▶ [WORK REQUIRED]: What lines of the data include the string "this"? Copy them all.

[start GIVEN DATA]

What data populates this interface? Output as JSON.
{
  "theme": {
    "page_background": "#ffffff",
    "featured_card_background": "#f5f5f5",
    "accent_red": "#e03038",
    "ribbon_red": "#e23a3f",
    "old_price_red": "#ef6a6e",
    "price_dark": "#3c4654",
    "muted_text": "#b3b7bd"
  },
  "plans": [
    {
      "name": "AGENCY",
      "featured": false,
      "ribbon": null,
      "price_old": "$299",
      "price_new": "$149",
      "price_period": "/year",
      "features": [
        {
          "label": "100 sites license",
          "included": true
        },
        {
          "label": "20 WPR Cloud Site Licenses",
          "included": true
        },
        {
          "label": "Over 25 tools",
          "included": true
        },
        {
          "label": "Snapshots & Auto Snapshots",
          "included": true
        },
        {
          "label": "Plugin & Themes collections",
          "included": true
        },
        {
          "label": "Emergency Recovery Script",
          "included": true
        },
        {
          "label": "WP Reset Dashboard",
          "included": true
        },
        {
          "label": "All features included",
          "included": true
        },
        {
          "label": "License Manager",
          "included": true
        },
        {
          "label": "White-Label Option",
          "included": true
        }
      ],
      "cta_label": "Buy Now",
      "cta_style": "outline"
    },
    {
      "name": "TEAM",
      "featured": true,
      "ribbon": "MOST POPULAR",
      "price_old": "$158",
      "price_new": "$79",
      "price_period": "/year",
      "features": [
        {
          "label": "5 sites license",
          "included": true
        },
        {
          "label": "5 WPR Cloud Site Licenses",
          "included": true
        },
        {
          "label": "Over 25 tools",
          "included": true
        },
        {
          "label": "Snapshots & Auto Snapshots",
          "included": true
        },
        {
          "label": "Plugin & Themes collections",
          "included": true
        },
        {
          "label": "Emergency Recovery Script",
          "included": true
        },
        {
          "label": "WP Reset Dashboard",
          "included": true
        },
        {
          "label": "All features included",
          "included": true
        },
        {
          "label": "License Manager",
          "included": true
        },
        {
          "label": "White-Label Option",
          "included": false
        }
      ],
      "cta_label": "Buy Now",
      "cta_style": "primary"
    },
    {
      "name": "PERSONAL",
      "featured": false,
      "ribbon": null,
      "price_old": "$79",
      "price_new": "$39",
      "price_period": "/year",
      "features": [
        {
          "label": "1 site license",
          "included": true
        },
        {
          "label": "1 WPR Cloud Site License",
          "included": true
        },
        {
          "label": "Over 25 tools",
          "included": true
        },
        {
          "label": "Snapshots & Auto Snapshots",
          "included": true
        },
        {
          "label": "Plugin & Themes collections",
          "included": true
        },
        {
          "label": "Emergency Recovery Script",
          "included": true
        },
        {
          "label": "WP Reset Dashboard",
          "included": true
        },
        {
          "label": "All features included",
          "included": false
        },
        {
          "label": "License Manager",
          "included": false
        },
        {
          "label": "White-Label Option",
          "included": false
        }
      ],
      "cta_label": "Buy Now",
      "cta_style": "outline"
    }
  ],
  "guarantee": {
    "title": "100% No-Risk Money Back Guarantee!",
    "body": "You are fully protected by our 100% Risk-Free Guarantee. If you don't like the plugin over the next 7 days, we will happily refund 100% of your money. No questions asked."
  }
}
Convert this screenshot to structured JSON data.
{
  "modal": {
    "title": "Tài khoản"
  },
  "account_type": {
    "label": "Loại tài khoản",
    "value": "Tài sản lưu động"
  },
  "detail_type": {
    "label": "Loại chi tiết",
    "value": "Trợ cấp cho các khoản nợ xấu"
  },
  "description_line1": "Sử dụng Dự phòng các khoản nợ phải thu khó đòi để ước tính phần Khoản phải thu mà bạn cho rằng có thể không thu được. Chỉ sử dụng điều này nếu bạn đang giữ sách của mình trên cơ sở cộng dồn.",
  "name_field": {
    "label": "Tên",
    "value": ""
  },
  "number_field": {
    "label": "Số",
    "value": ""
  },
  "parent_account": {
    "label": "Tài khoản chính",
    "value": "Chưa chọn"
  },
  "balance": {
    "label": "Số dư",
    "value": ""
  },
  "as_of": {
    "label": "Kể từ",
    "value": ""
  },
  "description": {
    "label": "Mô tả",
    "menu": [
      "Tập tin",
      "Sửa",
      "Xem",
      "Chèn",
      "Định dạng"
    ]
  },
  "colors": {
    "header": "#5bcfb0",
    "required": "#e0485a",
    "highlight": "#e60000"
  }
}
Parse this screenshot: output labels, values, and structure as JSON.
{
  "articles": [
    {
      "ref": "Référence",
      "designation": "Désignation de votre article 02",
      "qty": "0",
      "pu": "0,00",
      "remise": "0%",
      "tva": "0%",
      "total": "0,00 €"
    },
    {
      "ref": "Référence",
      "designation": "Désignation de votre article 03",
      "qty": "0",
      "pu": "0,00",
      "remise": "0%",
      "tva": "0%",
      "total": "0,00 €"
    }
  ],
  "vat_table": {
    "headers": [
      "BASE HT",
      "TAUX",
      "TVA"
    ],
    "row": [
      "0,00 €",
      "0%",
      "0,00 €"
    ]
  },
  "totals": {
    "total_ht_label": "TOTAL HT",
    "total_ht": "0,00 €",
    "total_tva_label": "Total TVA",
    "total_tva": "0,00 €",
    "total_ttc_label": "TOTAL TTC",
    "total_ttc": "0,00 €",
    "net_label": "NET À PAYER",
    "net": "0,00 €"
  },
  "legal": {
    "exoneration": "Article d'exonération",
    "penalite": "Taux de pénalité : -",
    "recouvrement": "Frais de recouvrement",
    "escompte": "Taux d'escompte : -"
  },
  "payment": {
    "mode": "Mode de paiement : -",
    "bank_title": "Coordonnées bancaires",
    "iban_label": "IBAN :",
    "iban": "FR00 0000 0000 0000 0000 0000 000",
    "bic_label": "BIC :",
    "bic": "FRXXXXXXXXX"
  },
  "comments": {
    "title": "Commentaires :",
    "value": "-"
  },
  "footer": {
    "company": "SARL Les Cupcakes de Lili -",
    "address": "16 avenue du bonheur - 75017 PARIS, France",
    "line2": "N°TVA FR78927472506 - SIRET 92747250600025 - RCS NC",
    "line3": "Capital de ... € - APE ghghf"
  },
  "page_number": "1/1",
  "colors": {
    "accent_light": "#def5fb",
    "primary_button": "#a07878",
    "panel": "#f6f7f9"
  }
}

[end GIVEN DATA]

▶ [EXERCISE SOLUTION]:
What data populates this interface? Output as JSON.
Convert this screenshot to structured JSON data.
Parse this screenshot: output labels, values, and structure as JSON.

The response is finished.